* WHAT YOU HAVE TO DO
Copy out each line containing "словом" from the entries below.

--------------------------------------------------

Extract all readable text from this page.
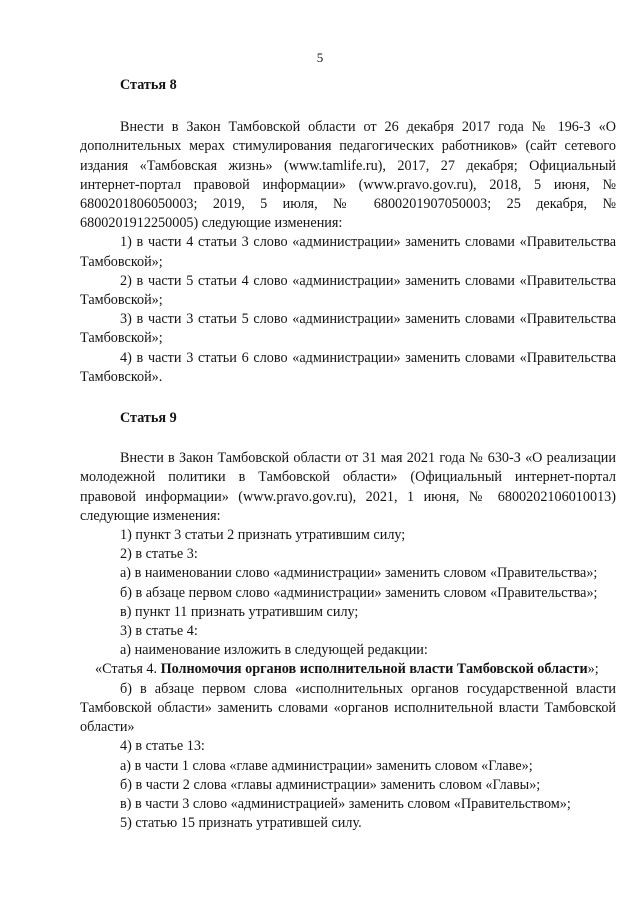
5

Статья 8

Внести в Закон Тамбовской области от 26 декабря 2017 года № 196-З «О дополнительных мерах стимулирования педагогических работников» (сайт сетевого издания «Тамбовская жизнь» (www.tamlife.ru), 2017, 27 декабря; Официальный интернет-портал правовой информации» (www.pravo.gov.ru), 2018, 5 июня, № 6800201806050003; 2019, 5 июля, № 6800201907050003; 25 декабря, № 6800201912250005) следующие изменения:

1) в части 4 статьи 3 слово «администрации» заменить словами «Правительства Тамбовской»;

2) в части 5 статьи 4 слово «администрации» заменить словами «Правительства Тамбовской»;

3) в части 3 статьи 5 слово «администрации» заменить словами «Правительства Тамбовской»;

4) в части 3 статьи 6 слово «администрации» заменить словами «Правительства Тамбовской».

Статья 9

Внести в Закон Тамбовской области от 31 мая 2021 года № 630-З «О реализации молодежной политики в Тамбовской области» (Официальный интернет-портал правовой информации» (www.pravo.gov.ru), 2021, 1 июня, № 6800202106010013) следующие изменения:

1) пункт 3 статьи 2 признать утратившим силу;

2) в статье 3:

а) в наименовании слово «администрации» заменить словом «Правительства»;

б) в абзаце первом слово «администрации» заменить словом «Правительства»;

в) пункт 11 признать утратившим силу;

3) в статье 4:

а) наименование изложить в следующей редакции:

«Статья 4. Полномочия органов исполнительной власти Тамбовской области»;

б) в абзаце первом слова «исполнительных органов государственной власти Тамбовской области» заменить словами «органов исполнительной власти Тамбовской области»

4) в статье 13:

а) в части 1 слова «главе администрации» заменить словом «Главе»;

б) в части 2 слова «главы администрации» заменить словом «Главы»;

в) в части 3 слово «администрацией» заменить словом «Правительством»;

5) статью 15 признать утратившей силу.
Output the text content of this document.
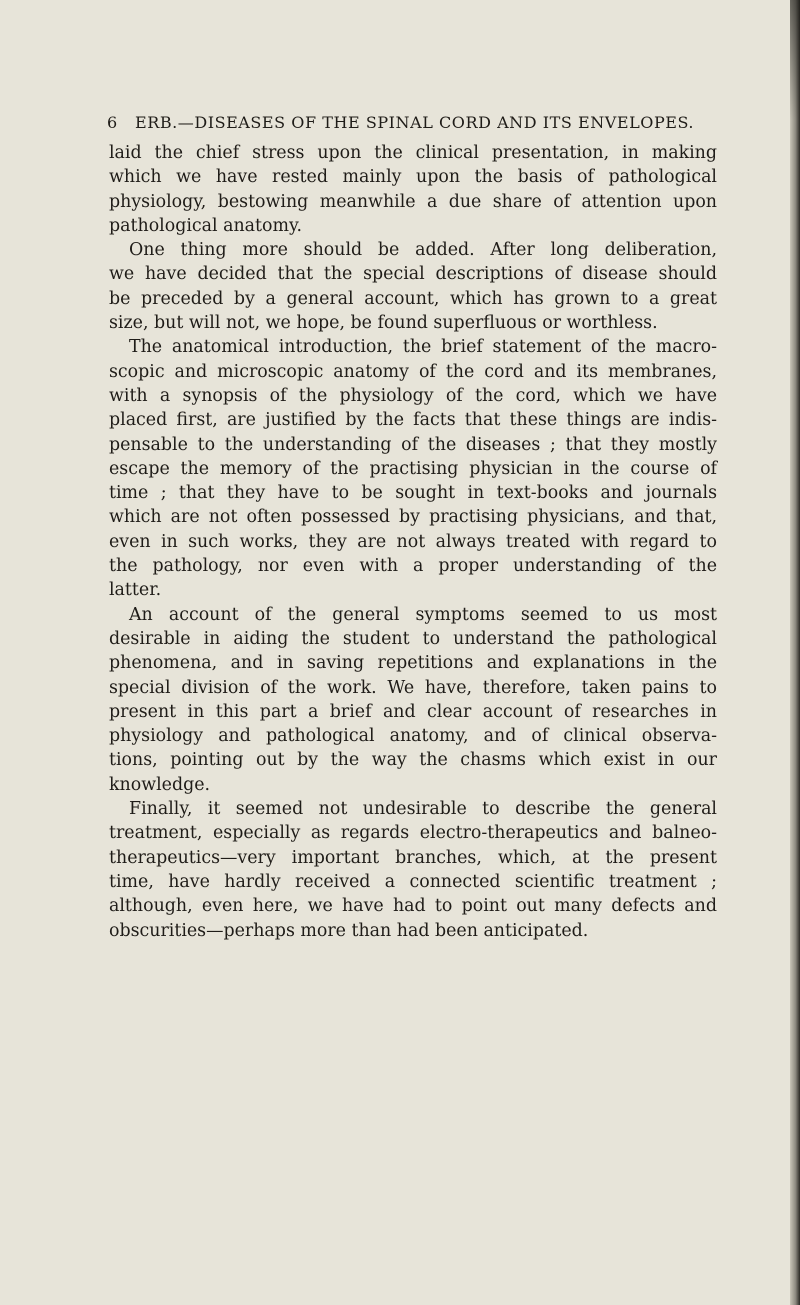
6 ERB.—DISEASES OF THE SPINAL CORD AND ITS ENVELOPES.
laid the chief stress upon the clinical presentation, in making
which we have rested mainly upon the basis of pathological
physiology, bestowing meanwhile a due share of attention upon
pathological anatomy.
One thing more should be added. After long deliberation,
we have decided that the special descriptions of disease should
be preceded by a general account, which has grown to a great
size, but will not, we hope, be found superfluous or worthless.
The anatomical introduction, the brief statement of the macro-
scopic and microscopic anatomy of the cord and its membranes,
with a synopsis of the physiology of the cord, which we have
placed first, are justified by the facts that these things are indis-
pensable to the understanding of the diseases ; that they mostly
escape the memory of the practising physician in the course of
time ; that they have to be sought in text-books and journals
which are not often possessed by practising physicians, and that,
even in such works, they are not always treated with regard to
the pathology, nor even with a proper understanding of the
latter.
An account of the general symptoms seemed to us most
desirable in aiding the student to understand the pathological
phenomena, and in saving repetitions and explanations in the
special division of the work. We have, therefore, taken pains to
present in this part a brief and clear account of researches in
physiology and pathological anatomy, and of clinical observa-
tions, pointing out by the way the chasms which exist in our
knowledge.
Finally, it seemed not undesirable to describe the general
treatment, especially as regards electro-therapeutics and balneo-
therapeutics—very important branches, which, at the present
time, have hardly received a connected scientific treatment ;
although, even here, we have had to point out many defects and
obscurities—perhaps more than had been anticipated.
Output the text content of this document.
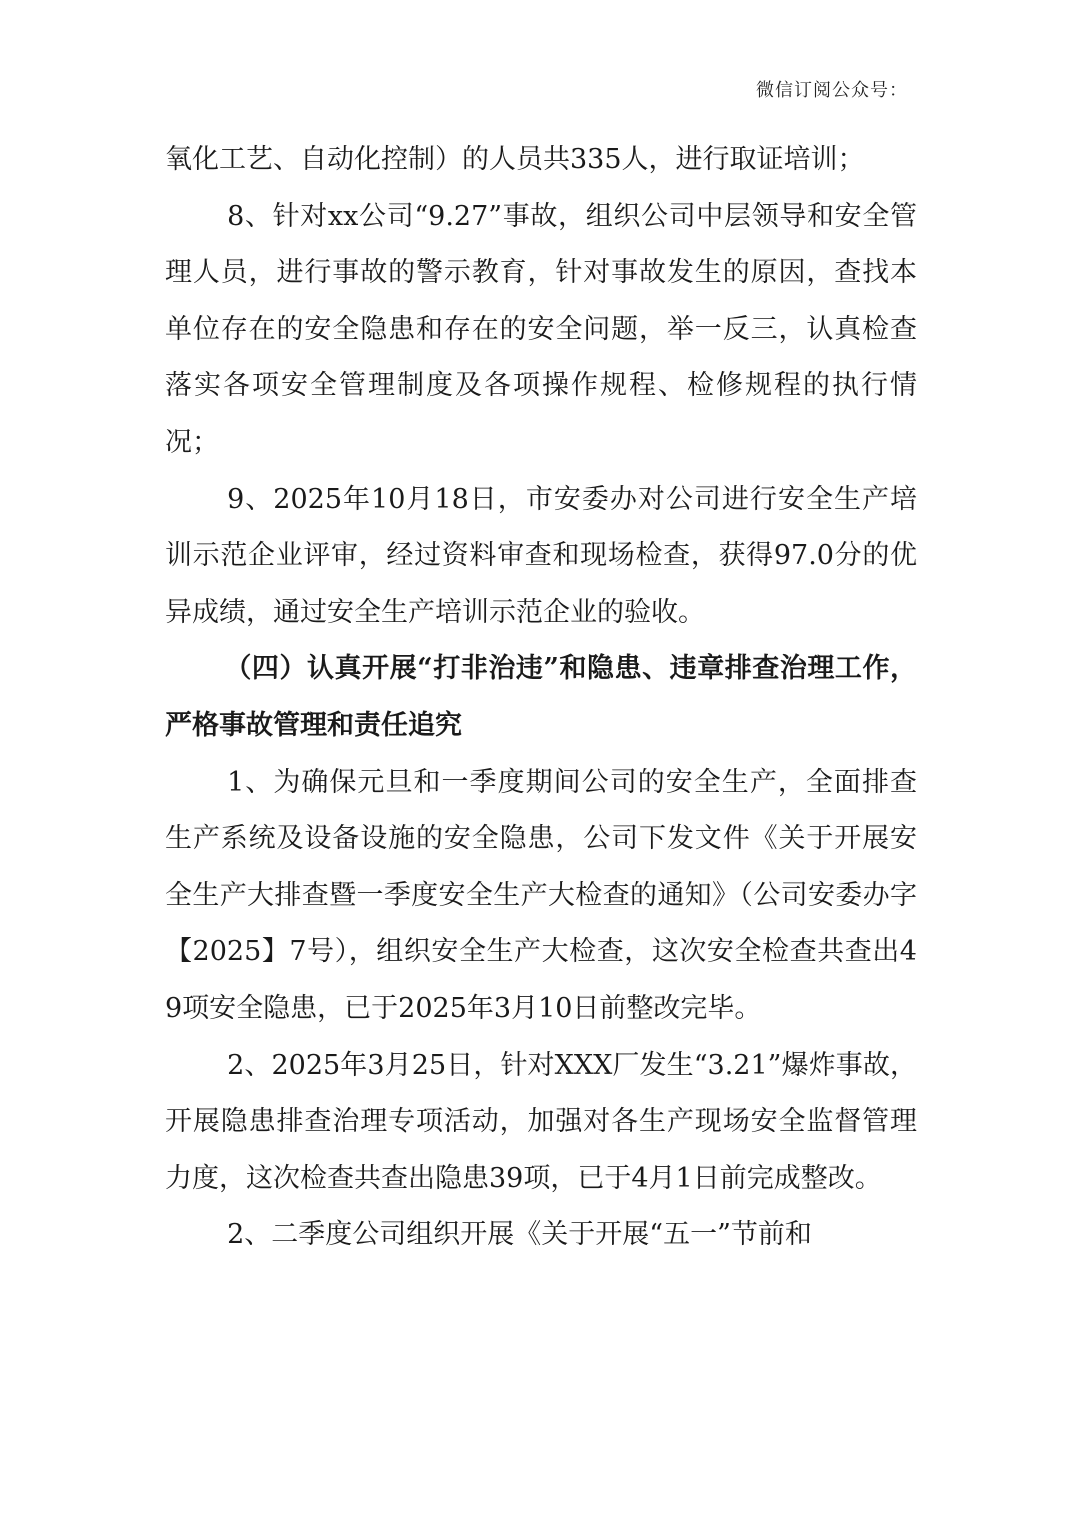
微信订阅公众号：

氧化工艺、自动化控制）的人员共335人，进行取证培训；

8、针对xx公司“9.27”事故，组织公司中层领导和安全管理人员，进行事故的警示教育，针对事故发生的原因，查找本单位存在的安全隐患和存在的安全问题，举一反三，认真检查落实各项安全管理制度及各项操作规程、检修规程的执行情况；

9、2025年10月18日，市安委办对公司进行安全生产培训示范企业评审，经过资料审查和现场检查，获得97.0分的优异成绩，通过安全生产培训示范企业的验收。

（四）认真开展“打非治违”和隐患、违章排查治理工作，严格事故管理和责任追究

1、为确保元旦和一季度期间公司的安全生产，全面排查生产系统及设备设施的安全隐患，公司下发文件《关于开展安全生产大排查暨一季度安全生产大检查的通知》（公司安委办字【2025】7号），组织安全生产大检查，这次安全检查共查出49项安全隐患，已于2025年3月10日前整改完毕。

2、2025年3月25日，针对XXX厂发生“3.21”爆炸事故，开展隐患排查治理专项活动，加强对各生产现场安全监督管理力度，这次检查共查出隐患39项，已于4月1日前完成整改。

2、二季度公司组织开展《关于开展“五一”节前和
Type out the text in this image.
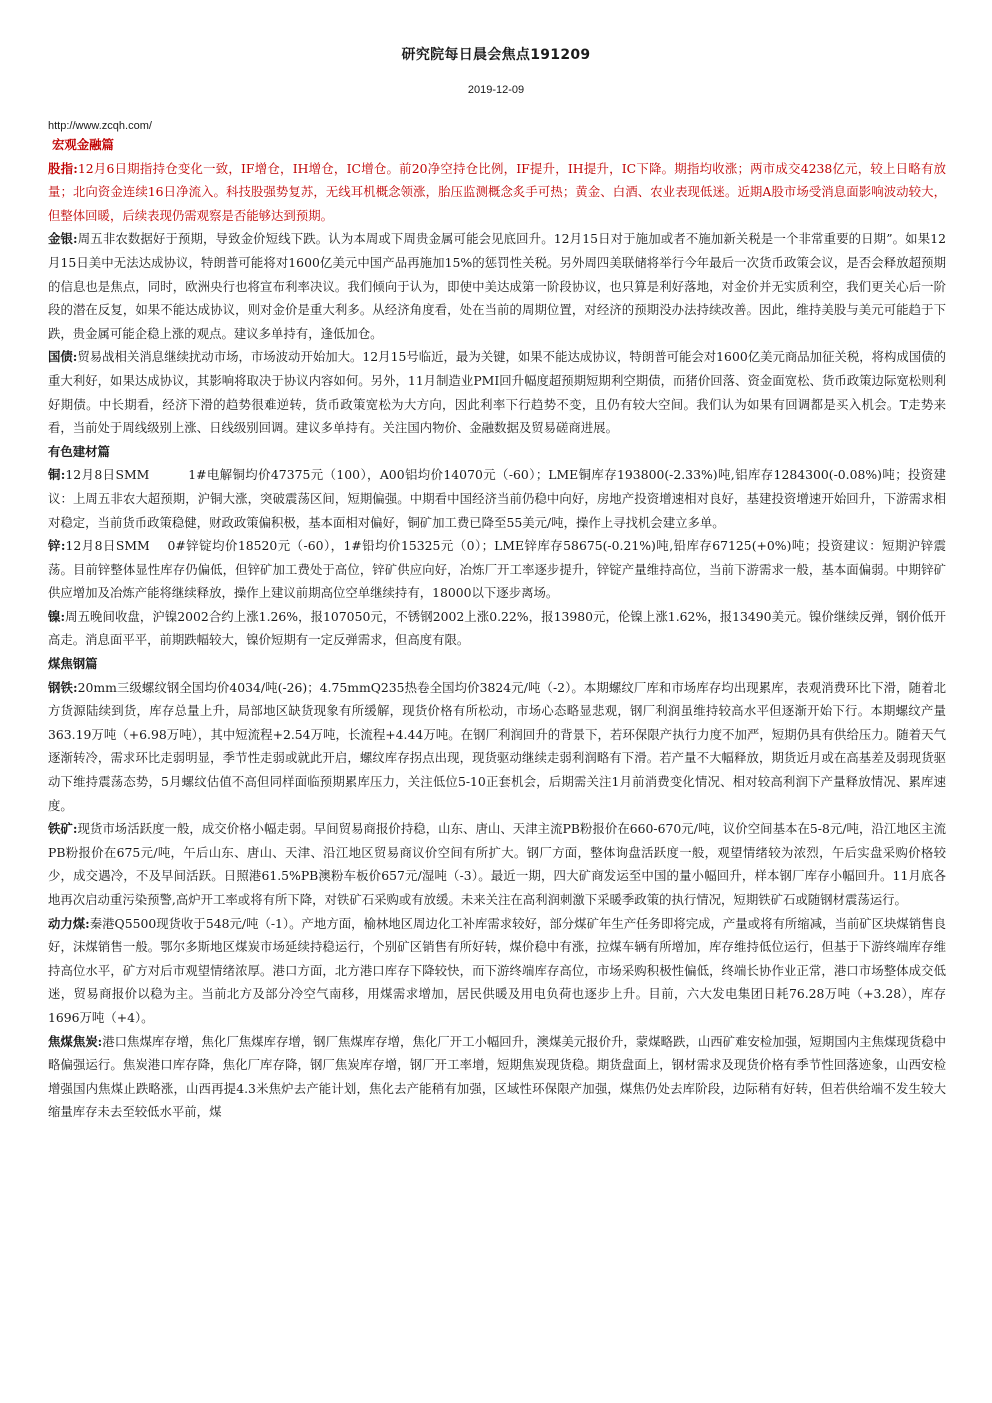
研究院每日晨会焦点191209
2019-12-09
http://www.zcqh.com/

宏观金融篇

股指:12月6日期指持仓变化一致，IF增仓，IH增仓，IC增仓。前20净空持仓比例，IF提升，IH提升，IC下降。期指均收涨；两市成交4238亿元，较上日略有放量；北向资金连续16日净流入。科技股强势复苏，无线耳机概念领涨，胎压监测概念炙手可热；黄金、白酒、农业表现低迷。近期A股市场受消息面影响波动较大，但整体回暖，后续表现仍需观察是否能够达到预期。

金银:周五非农数据好于预期，导致金价短线下跌。认为本周或下周贵金属可能会见底回升。12月15日对于施加或者不施加新关税是一个非常重要的日期”。如果12月15日美中无法达成协议，特朗普可能将对1600亿美元中国产品再施加15%的惩罚性关税。另外周四美联储将举行今年最后一次货币政策会议，是否会释放超预期的信息也是焦点，同时，欧洲央行也将宣布利率决议。我们倾向于认为，即使中美达成第一阶段协议，也只算是利好落地，对金价并无实质利空，我们更关心后一阶段的潜在反复，如果不能达成协议，则对金价是重大利多。从经济角度看，处在当前的周期位置，对经济的预期没办法持续改善。因此，维持美股与美元可能趋于下跌，贵金属可能企稳上涨的观点。建议多单持有，逢低加仓。

国债:贸易战相关消息继续扰动市场，市场波动开始加大。12月15号临近，最为关键，如果不能达成协议，特朗普可能会对1600亿美元商品加征关税，将构成国债的重大利好，如果达成协议，其影响将取决于协议内容如何。另外，11月制造业PMI回升幅度超预期短期利空期债，而猪价回落、资金面宽松、货币政策边际宽松则利好期债。中长期看，经济下滑的趋势很难逆转，货币政策宽松为大方向，因此利率下行趋势不变，且仍有较大空间。我们认为如果有回调都是买入机会。T走势来看，当前处于周线级别上涨、日线级别回调。建议多单持有。关注国内物价、金融数据及贸易磋商进展。

有色建材篇

铜:12月8日SMM　　　1#电解铜均价47375元（100），A00铝均价14070元（-60）；LME铜库存193800(-2.33%)吨,铝库存1284300(-0.08%)吨；投资建议：上周五非农大超预期，沪铜大涨，突破震荡区间，短期偏强。中期看中国经济当前仍稳中向好，房地产投资增速相对良好，基建投资增速开始回升，下游需求相对稳定，当前货币政策稳健，财政政策偏积极，基本面相对偏好，铜矿加工费已降至55美元/吨，操作上寻找机会建立多单。

锌:12月8日SMM　 0#锌锭均价18520元（-60），1#铅均价15325元（0）；LME锌库存58675(-0.21%)吨,铅库存67125(+0%)吨；投资建议：短期沪锌震荡。目前锌整体显性库存仍偏低，但锌矿加工费处于高位，锌矿供应向好，冶炼厂开工率逐步提升，锌锭产量维持高位，当前下游需求一般，基本面偏弱。中期锌矿供应增加及冶炼产能将继续释放，操作上建议前期高位空单继续持有，18000以下逐步离场。

镍:周五晚间收盘，沪镍2002合约上涨1.26%，报107050元，不锈钢2002上涨0.22%，报13980元，伦镍上涨1.62%，报13490美元。镍价继续反弹，钢价低开高走。消息面平平，前期跌幅较大，镍价短期有一定反弹需求，但高度有限。

煤焦钢篇

钢铁:20mm三级螺纹钢全国均价4034/吨(-26)；4.75mmQ235热卷全国均价3824元/吨（-2）。本期螺纹厂库和市场库存均出现累库，表观消费环比下滑，随着北方货源陆续到货，库存总量上升，局部地区缺货现象有所缓解，现货价格有所松动，市场心态略显悲观，钢厂利润虽维持较高水平但逐渐开始下行。本期螺纹产量363.19万吨（+6.98万吨），其中短流程+2.54万吨，长流程+4.44万吨。在钢厂利润回升的背景下，若环保限产执行力度不加严，短期仍具有供给压力。随着天气逐渐转冷，需求环比走弱明显，季节性走弱或就此开启，螺纹库存拐点出现，现货驱动继续走弱利润略有下滑。若产量不大幅释放，期货近月或在高基差及弱现货驱动下维持震荡态势，5月螺纹估值不高但同样面临预期累库压力，关注低位5-10正套机会，后期需关注1月前消费变化情况、相对较高利润下产量释放情况、累库速度。

铁矿:现货市场活跃度一般，成交价格小幅走弱。早间贸易商报价持稳，山东、唐山、天津主流PB粉报价在660-670元/吨，议价空间基本在5-8元/吨，沿江地区主流PB粉报价在675元/吨，午后山东、唐山、天津、沿江地区贸易商议价空间有所扩大。钢厂方面，整体询盘活跃度一般，观望情绪较为浓烈，午后实盘采购价格较少，成交遇冷，不及早间活跃。日照港61.5%PB澳粉车板价657元/湿吨（-3）。最近一期，四大矿商发运至中国的量小幅回升，样本钢厂库存小幅回升。11月底各地再次启动重污染预警,高炉开工率或将有所下降，对铁矿石采购或有放缓。未来关注在高利润刺激下采暖季政策的执行情况，短期铁矿石或随钢材震荡运行。

动力煤:秦港Q5500现货收于548元/吨（-1）。产地方面，榆林地区周边化工补库需求较好，部分煤矿年生产任务即将完成，产量或将有所缩减，当前矿区块煤销售良好，沫煤销售一般。鄂尔多斯地区煤炭市场延续持稳运行，个别矿区销售有所好转，煤价稳中有涨，拉煤车辆有所增加，库存维持低位运行，但基于下游终端库存维持高位水平，矿方对后市观望情绪浓厚。港口方面，北方港口库存下降较快，而下游终端库存高位，市场采购积极性偏低，终端长协作业正常，港口市场整体成交低迷，贸易商报价以稳为主。当前北方及部分冷空气南移，用煤需求增加，居民供暖及用电负荷也逐步上升。目前，六大发电集团日耗76.28万吨（+3.28），库存1696万吨（+4）。

焦煤焦炭:港口焦煤库存增，焦化厂焦煤库存增，钢厂焦煤库存增，焦化厂开工小幅回升，澳煤美元报价升，蒙煤略跌，山西矿难安检加强，短期国内主焦煤现货稳中略偏强运行。焦炭港口库存降，焦化厂库存降，钢厂焦炭库存增，钢厂开工率增，短期焦炭现货稳。期货盘面上，钢材需求及现货价格有季节性回落迹象，山西安检增强国内焦煤止跌略涨，山西再提4.3米焦炉去产能计划，焦化去产能稍有加强，区域性环保限产加强，煤焦仍处去库阶段，边际稍有好转，但若供给端不发生较大缩量库存未去至较低水平前，煤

--------------------------------------------------

* COMPLETE ANSWER
а) в наименовании слово «администрации» заменить словом «Правительства»;
б) в абзаце первом слово «администрации» заменить словом «Правительства»;
а) в части 1 слова «главе администрации» заменить словом «Главе»;
б) в части 2 слова «главы администрации» заменить словом «Главы»;
в) в части 3 слово «администрацией» заменить словом «Правительством»;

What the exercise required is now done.